Collected data entries:
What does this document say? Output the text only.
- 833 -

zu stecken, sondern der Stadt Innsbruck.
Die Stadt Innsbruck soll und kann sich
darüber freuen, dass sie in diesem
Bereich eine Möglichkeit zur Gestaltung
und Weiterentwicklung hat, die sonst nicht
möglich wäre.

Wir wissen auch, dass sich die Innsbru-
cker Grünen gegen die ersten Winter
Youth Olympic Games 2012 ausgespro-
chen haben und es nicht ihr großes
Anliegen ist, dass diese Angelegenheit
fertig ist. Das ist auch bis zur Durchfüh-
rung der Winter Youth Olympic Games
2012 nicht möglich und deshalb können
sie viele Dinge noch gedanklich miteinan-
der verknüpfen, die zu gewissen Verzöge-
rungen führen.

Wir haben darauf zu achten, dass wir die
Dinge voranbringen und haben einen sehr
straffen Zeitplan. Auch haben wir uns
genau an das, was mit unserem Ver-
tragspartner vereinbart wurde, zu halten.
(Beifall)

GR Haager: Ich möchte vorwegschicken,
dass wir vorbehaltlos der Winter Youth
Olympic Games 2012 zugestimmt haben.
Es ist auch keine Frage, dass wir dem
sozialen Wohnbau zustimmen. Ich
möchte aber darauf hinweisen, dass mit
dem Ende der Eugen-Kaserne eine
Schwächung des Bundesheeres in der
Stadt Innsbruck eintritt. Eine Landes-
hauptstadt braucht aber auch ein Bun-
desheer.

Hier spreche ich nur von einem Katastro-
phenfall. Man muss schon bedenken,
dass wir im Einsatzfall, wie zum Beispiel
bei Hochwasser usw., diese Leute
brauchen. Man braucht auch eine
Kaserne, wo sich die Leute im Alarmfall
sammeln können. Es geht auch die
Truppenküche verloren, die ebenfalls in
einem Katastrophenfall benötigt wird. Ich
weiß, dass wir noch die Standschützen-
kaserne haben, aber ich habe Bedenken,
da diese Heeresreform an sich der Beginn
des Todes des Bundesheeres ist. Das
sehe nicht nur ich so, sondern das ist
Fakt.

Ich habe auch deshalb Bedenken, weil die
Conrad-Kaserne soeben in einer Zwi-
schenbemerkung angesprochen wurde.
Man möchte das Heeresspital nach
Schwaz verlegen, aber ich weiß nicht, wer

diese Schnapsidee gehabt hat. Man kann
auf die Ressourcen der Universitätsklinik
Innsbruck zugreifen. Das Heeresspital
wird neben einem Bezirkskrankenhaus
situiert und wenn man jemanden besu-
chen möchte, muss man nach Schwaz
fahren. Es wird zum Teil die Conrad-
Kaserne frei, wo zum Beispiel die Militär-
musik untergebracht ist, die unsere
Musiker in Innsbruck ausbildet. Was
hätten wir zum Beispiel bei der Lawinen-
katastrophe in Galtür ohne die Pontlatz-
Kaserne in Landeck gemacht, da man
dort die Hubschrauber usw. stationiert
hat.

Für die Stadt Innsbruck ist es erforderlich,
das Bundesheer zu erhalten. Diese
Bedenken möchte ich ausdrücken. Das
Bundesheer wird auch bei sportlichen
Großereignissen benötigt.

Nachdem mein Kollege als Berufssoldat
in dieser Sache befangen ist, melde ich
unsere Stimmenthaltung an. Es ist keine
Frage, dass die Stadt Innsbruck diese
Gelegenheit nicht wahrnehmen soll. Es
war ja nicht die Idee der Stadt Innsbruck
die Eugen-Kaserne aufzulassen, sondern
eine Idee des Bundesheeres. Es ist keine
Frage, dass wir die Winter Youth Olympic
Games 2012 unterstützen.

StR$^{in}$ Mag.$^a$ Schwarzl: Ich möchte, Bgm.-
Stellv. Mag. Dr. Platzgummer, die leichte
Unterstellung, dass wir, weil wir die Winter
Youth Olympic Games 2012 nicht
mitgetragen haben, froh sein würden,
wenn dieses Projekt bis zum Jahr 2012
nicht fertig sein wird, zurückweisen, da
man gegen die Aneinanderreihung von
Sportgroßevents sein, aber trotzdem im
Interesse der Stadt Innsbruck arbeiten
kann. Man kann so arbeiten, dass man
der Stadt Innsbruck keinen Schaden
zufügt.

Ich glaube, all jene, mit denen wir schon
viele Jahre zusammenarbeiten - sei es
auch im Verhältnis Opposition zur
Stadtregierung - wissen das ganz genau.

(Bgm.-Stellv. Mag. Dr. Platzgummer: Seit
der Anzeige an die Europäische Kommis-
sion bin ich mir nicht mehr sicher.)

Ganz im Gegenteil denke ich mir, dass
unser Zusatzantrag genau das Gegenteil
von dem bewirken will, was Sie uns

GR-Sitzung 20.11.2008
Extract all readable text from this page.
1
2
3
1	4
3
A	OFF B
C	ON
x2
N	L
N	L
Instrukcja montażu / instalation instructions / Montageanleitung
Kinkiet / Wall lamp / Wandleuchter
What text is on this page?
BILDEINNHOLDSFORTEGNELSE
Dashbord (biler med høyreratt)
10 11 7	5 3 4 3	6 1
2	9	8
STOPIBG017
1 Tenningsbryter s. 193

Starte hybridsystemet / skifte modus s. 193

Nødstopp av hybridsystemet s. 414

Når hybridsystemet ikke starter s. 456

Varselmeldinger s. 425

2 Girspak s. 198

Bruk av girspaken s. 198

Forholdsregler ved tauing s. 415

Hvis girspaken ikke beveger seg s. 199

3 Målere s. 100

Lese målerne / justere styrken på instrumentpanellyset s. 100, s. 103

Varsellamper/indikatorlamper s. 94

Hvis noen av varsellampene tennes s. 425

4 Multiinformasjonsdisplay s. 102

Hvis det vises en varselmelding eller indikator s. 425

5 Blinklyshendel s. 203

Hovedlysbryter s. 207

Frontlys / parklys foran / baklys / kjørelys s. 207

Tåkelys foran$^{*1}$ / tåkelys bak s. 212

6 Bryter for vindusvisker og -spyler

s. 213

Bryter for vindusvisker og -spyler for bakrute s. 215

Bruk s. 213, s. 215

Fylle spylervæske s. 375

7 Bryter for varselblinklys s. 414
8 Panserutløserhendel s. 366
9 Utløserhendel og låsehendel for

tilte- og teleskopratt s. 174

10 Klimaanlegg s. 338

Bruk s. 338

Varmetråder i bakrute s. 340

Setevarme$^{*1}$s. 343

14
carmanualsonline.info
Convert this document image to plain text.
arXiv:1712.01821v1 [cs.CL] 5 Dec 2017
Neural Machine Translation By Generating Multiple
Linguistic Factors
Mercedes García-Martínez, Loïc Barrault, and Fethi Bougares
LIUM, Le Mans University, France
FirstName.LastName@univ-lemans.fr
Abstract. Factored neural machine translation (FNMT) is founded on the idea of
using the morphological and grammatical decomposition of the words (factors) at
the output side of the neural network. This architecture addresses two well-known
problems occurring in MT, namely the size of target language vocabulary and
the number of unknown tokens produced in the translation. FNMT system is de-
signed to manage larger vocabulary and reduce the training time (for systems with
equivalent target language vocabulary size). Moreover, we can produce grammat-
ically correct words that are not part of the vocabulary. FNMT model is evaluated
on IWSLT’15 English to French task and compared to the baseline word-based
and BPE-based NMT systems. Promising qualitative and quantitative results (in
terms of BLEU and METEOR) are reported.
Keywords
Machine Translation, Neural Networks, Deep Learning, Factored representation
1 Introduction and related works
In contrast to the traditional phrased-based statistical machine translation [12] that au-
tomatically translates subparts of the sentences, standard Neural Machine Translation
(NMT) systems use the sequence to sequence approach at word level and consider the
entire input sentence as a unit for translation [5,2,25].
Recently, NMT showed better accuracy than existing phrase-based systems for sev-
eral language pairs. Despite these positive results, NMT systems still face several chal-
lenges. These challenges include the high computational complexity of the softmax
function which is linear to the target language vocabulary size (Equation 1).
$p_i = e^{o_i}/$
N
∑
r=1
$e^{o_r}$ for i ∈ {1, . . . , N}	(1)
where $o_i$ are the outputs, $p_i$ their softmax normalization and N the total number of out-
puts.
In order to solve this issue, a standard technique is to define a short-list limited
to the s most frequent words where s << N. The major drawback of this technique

● **Directions**: Check every line of the data, and copy the ones that contain "What".

● **Solved problem**:
What does this document say? Output the text only.
What text is on this page?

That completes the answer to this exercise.